JOB:
Can you print the data exactly and leave out each image?

DATA IN THIS EXERCISE:

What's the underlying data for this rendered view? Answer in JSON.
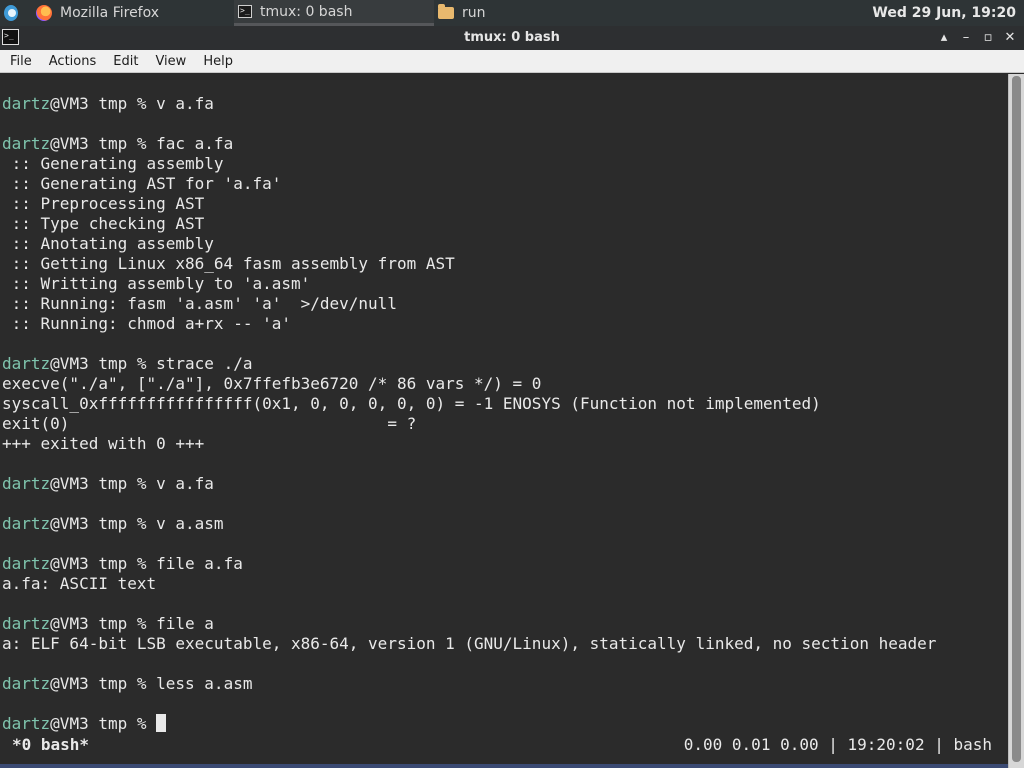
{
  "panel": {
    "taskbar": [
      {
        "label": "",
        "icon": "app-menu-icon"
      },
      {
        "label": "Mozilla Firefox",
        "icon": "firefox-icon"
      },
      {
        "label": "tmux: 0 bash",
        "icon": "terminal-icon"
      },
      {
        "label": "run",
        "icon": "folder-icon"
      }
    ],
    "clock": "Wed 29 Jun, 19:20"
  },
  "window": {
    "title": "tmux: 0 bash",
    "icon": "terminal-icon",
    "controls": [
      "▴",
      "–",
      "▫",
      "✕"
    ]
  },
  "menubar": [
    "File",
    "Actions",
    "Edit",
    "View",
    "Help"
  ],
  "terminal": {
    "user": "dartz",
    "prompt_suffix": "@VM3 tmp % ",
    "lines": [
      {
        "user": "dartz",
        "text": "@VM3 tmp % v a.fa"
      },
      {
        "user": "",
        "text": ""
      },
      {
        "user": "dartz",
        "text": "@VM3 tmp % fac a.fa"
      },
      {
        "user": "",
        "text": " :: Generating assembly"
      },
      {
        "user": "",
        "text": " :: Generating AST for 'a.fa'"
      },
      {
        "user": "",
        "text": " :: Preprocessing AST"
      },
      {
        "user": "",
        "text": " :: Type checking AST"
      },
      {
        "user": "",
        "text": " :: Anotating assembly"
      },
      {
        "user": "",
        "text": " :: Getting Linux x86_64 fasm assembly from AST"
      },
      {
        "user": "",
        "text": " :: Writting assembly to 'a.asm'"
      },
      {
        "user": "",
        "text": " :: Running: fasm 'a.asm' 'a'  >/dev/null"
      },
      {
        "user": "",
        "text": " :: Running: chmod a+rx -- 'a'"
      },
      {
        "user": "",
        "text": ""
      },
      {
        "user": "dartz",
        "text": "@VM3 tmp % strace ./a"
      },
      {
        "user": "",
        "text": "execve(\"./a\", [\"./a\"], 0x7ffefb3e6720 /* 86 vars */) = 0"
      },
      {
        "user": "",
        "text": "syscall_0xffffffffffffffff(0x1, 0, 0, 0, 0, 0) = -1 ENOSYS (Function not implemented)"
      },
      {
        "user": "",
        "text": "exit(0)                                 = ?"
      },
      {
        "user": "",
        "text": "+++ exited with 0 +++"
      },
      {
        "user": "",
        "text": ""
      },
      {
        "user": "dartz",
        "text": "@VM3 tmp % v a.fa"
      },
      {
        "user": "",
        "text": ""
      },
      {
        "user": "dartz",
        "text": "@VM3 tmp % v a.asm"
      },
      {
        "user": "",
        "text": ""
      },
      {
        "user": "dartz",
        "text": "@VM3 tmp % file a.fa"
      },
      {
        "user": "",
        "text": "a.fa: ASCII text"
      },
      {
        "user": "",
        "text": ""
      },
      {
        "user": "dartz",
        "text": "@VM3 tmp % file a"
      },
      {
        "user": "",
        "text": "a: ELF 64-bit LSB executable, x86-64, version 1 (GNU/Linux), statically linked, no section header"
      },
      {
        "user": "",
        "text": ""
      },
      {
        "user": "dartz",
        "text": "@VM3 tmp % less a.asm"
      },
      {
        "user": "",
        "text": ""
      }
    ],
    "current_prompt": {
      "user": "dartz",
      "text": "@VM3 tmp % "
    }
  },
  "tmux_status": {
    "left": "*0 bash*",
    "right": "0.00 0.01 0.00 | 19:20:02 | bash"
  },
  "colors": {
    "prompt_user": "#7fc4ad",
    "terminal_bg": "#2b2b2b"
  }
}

ANSWER TO THE PROBLEM:
What's the underlying data for this rendered view? Answer in JSON.
{
  "panel": {
    "taskbar": [
      {
        "label": "",
        "icon": "app-menu-icon"
      },
      {
        "label": "Mozilla Firefox",
        "icon": "firefox-icon"
      },
      {
        "label": "tmux: 0 bash",
        "icon": "terminal-icon"
      },
      {
        "label": "run",
        "icon": "folder-icon"
      }
    ],
    "clock": "Wed 29 Jun, 19:20"
  },
  "window": {
    "title": "tmux: 0 bash",
    "icon": "terminal-icon",
    "controls": [
      "▴",
      "–",
      "▫",
      "✕"
    ]
  },
  "menubar": [
    "File",
    "Actions",
    "Edit",
    "View",
    "Help"
  ],
  "terminal": {
    "user": "dartz",
    "prompt_suffix": "@VM3 tmp % ",
    "lines": [
      {
        "user": "dartz",
        "text": "@VM3 tmp % v a.fa"
      },
      {
        "user": "",
        "text": ""
      },
      {
        "user": "dartz",
        "text": "@VM3 tmp % fac a.fa"
      },
      {
        "user": "",
        "text": " :: Generating assembly"
      },
      {
        "user": "",
        "text": " :: Generating AST for 'a.fa'"
      },
      {
        "user": "",
        "text": " :: Preprocessing AST"
      },
      {
        "user": "",
        "text": " :: Type checking AST"
      },
      {
        "user": "",
        "text": " :: Anotating assembly"
      },
      {
        "user": "",
        "text": " :: Getting Linux x86_64 fasm assembly from AST"
      },
      {
        "user": "",
        "text": " :: Writting assembly to 'a.asm'"
      },
      {
        "user": "",
        "text": " :: Running: fasm 'a.asm' 'a'  >/dev/null"
      },
      {
        "user": "",
        "text": " :: Running: chmod a+rx -- 'a'"
      },
      {
        "user": "",
        "text": ""
      },
      {
        "user": "dartz",
        "text": "@VM3 tmp % strace ./a"
      },
      {
        "user": "",
        "text": "execve(\"./a\", [\"./a\"], 0x7ffefb3e6720 /* 86 vars */) = 0"
      },
      {
        "user": "",
        "text": "syscall_0xffffffffffffffff(0x1, 0, 0, 0, 0, 0) = -1 ENOSYS (Function not implemented)"
      },
      {
        "user": "",
        "text": "exit(0)                                 = ?"
      },
      {
        "user": "",
        "text": "+++ exited with 0 +++"
      },
      {
        "user": "",
        "text": ""
      },
      {
        "user": "dartz",
        "text": "@VM3 tmp % v a.fa"
      },
      {
        "user": "",
        "text": ""
      },
      {
        "user": "dartz",
        "text": "@VM3 tmp % v a.asm"
      },
      {
        "user": "",
        "text": ""
      },
      {
        "user": "dartz",
        "text": "@VM3 tmp % file a.fa"
      },
      {
        "user": "",
        "text": "a.fa: ASCII text"
      },
      {
        "user": "",
        "text": ""
      },
      {
        "user": "dartz",
        "text": "@VM3 tmp % file a"
      },
      {
        "user": "",
        "text": "a: ELF 64-bit LSB executable, x86-64, version 1 (GNU/Linux), statically linked, no section header"
      },
      {
        "user": "",
        "text": ""
      },
      {
        "user": "dartz",
        "text": "@VM3 tmp % less a.asm"
      },
      {
        "user": "",
        "text": ""
      }
    ],
    "current_prompt": {
      "user": "dartz",
      "text": "@VM3 tmp % "
    }
  },
  "tmux_status": {
    "left": "*0 bash*",
    "right": "0.00 0.01 0.00 | 19:20:02 | bash"
  },
  "colors": {
    "prompt_user": "#7fc4ad",
    "terminal_bg": "#2b2b2b"
  }
}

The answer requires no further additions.